_Your objective_
Copy out every line of these items word for word, leaving out the pictures.

_Image element box records_
________________

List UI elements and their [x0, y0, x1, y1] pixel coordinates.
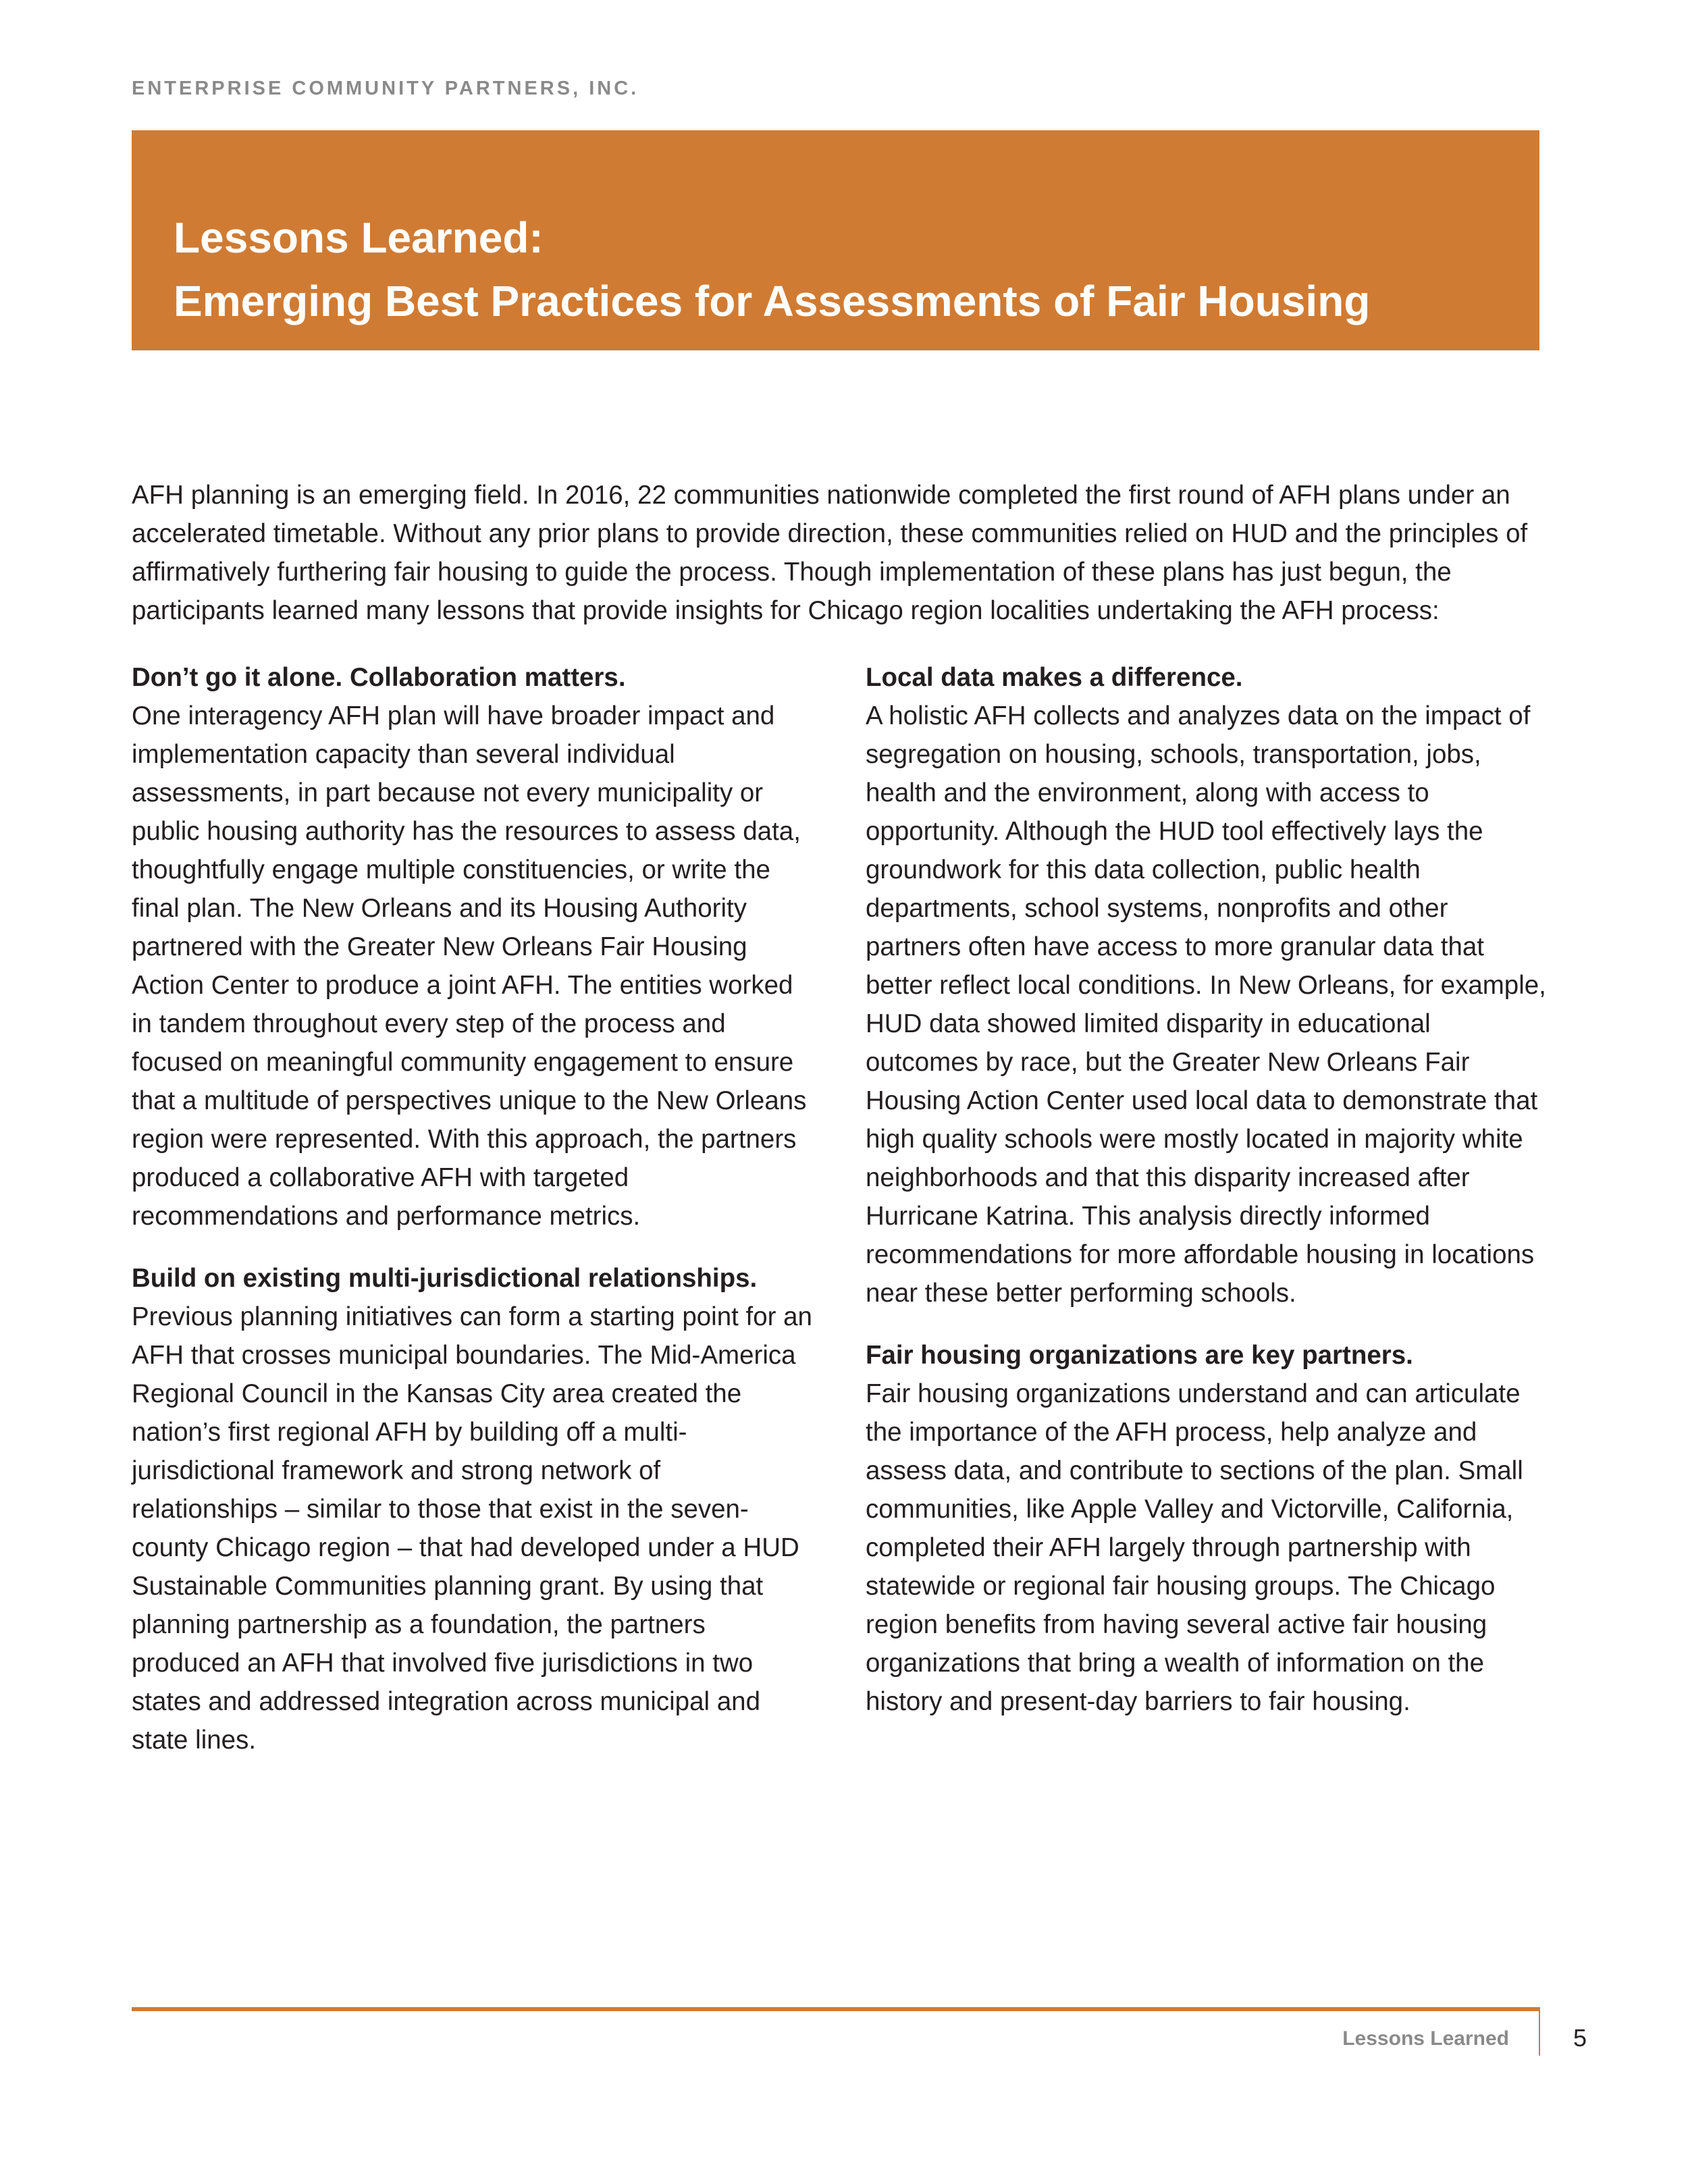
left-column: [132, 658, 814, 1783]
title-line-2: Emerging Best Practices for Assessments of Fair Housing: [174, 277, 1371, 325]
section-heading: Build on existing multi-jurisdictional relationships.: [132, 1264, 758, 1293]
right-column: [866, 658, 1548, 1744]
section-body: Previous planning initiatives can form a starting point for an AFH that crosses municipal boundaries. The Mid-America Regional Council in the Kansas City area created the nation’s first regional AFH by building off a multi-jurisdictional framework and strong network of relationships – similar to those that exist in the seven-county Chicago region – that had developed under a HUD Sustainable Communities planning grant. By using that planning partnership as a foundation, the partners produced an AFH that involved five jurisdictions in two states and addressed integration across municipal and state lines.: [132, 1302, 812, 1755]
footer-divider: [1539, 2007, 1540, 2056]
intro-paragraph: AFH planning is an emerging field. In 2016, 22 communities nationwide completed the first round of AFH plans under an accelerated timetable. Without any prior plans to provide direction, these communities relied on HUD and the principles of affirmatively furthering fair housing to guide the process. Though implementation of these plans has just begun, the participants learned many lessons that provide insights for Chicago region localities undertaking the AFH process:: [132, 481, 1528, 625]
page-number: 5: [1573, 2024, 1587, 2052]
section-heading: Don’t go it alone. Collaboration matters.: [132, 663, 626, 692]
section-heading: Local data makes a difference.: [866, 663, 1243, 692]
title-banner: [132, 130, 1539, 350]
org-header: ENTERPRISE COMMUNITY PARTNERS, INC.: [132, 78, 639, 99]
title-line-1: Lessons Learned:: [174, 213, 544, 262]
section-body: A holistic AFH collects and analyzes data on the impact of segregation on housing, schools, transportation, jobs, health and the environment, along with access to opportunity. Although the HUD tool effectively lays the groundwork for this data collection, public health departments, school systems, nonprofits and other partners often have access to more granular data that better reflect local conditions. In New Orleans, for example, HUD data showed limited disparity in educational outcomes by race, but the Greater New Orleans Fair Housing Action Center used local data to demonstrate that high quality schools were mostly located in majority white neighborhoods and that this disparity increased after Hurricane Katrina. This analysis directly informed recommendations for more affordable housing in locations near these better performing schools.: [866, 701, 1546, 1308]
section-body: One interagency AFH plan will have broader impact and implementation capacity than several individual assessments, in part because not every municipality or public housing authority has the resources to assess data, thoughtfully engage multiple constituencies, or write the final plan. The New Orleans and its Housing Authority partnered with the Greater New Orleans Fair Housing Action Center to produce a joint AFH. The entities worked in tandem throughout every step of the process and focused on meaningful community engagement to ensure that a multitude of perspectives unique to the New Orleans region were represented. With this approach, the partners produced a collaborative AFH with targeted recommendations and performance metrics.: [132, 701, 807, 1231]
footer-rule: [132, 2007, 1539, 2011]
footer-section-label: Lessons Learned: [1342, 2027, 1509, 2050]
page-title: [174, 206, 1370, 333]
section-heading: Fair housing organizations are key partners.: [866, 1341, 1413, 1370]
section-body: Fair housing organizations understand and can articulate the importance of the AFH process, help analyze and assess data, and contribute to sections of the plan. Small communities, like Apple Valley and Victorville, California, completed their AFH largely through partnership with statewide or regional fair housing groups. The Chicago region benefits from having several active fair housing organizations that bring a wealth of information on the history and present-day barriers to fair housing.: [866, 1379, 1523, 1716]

________________

_Result of this task_
List UI elements and their [x0, y0, x1, y1] pixel coordinates.
left-column: [132, 658, 814, 1783]
title-line-2: Emerging Best Practices for Assessments of Fair Housing: [174, 277, 1371, 325]
section-heading: Build on existing multi-jurisdictional relationships.: [132, 1264, 758, 1293]
right-column: [866, 658, 1548, 1744]
section-body: Previous planning initiatives can form a starting point for an AFH that crosses municipal boundaries. The Mid-America Regional Council in the Kansas City area created the nation’s first regional AFH by building off a multi-jurisdictional framework and strong network of relationships – similar to those that exist in the seven-county Chicago region – that had developed under a HUD Sustainable Communities planning grant. By using that planning partnership as a foundation, the partners produced an AFH that involved five jurisdictions in two states and addressed integration across municipal and state lines.: [132, 1302, 812, 1755]
footer-divider: [1539, 2007, 1540, 2056]
intro-paragraph: AFH planning is an emerging field. In 2016, 22 communities nationwide completed the first round of AFH plans under an accelerated timetable. Without any prior plans to provide direction, these communities relied on HUD and the principles of affirmatively furthering fair housing to guide the process. Though implementation of these plans has just begun, the participants learned many lessons that provide insights for Chicago region localities undertaking the AFH process:: [132, 481, 1528, 625]
page-number: 5: [1573, 2024, 1587, 2052]
section-heading: Don’t go it alone. Collaboration matters.: [132, 663, 626, 692]
section-heading: Local data makes a difference.: [866, 663, 1243, 692]
title-banner: [132, 130, 1539, 350]
org-header: ENTERPRISE COMMUNITY PARTNERS, INC.: [132, 78, 639, 99]
title-line-1: Lessons Learned:: [174, 213, 544, 262]
section-body: A holistic AFH collects and analyzes data on the impact of segregation on housing, schools, transportation, jobs, health and the environment, along with access to opportunity. Although the HUD tool effectively lays the groundwork for this data collection, public health departments, school systems, nonprofits and other partners often have access to more granular data that better reflect local conditions. In New Orleans, for example, HUD data showed limited disparity in educational outcomes by race, but the Greater New Orleans Fair Housing Action Center used local data to demonstrate that high quality schools were mostly located in majority white neighborhoods and that this disparity increased after Hurricane Katrina. This analysis directly informed recommendations for more affordable housing in locations near these better performing schools.: [866, 701, 1546, 1308]
section-body: One interagency AFH plan will have broader impact and implementation capacity than several individual assessments, in part because not every municipality or public housing authority has the resources to assess data, thoughtfully engage multiple constituencies, or write the final plan. The New Orleans and its Housing Authority partnered with the Greater New Orleans Fair Housing Action Center to produce a joint AFH. The entities worked in tandem throughout every step of the process and focused on meaningful community engagement to ensure that a multitude of perspectives unique to the New Orleans region were represented. With this approach, the partners produced a collaborative AFH with targeted recommendations and performance metrics.: [132, 701, 807, 1231]
footer-rule: [132, 2007, 1539, 2011]
footer-section-label: Lessons Learned: [1342, 2027, 1509, 2050]
page-title: [174, 206, 1370, 333]
section-heading: Fair housing organizations are key partners.: [866, 1341, 1413, 1370]
section-body: Fair housing organizations understand and can articulate the importance of the AFH process, help analyze and assess data, and contribute to sections of the plan. Small communities, like Apple Valley and Victorville, California, completed their AFH largely through partnership with statewide or regional fair housing groups. The Chicago region benefits from having several active fair housing organizations that bring a wealth of information on the history and present-day barriers to fair housing.: [866, 1379, 1523, 1716]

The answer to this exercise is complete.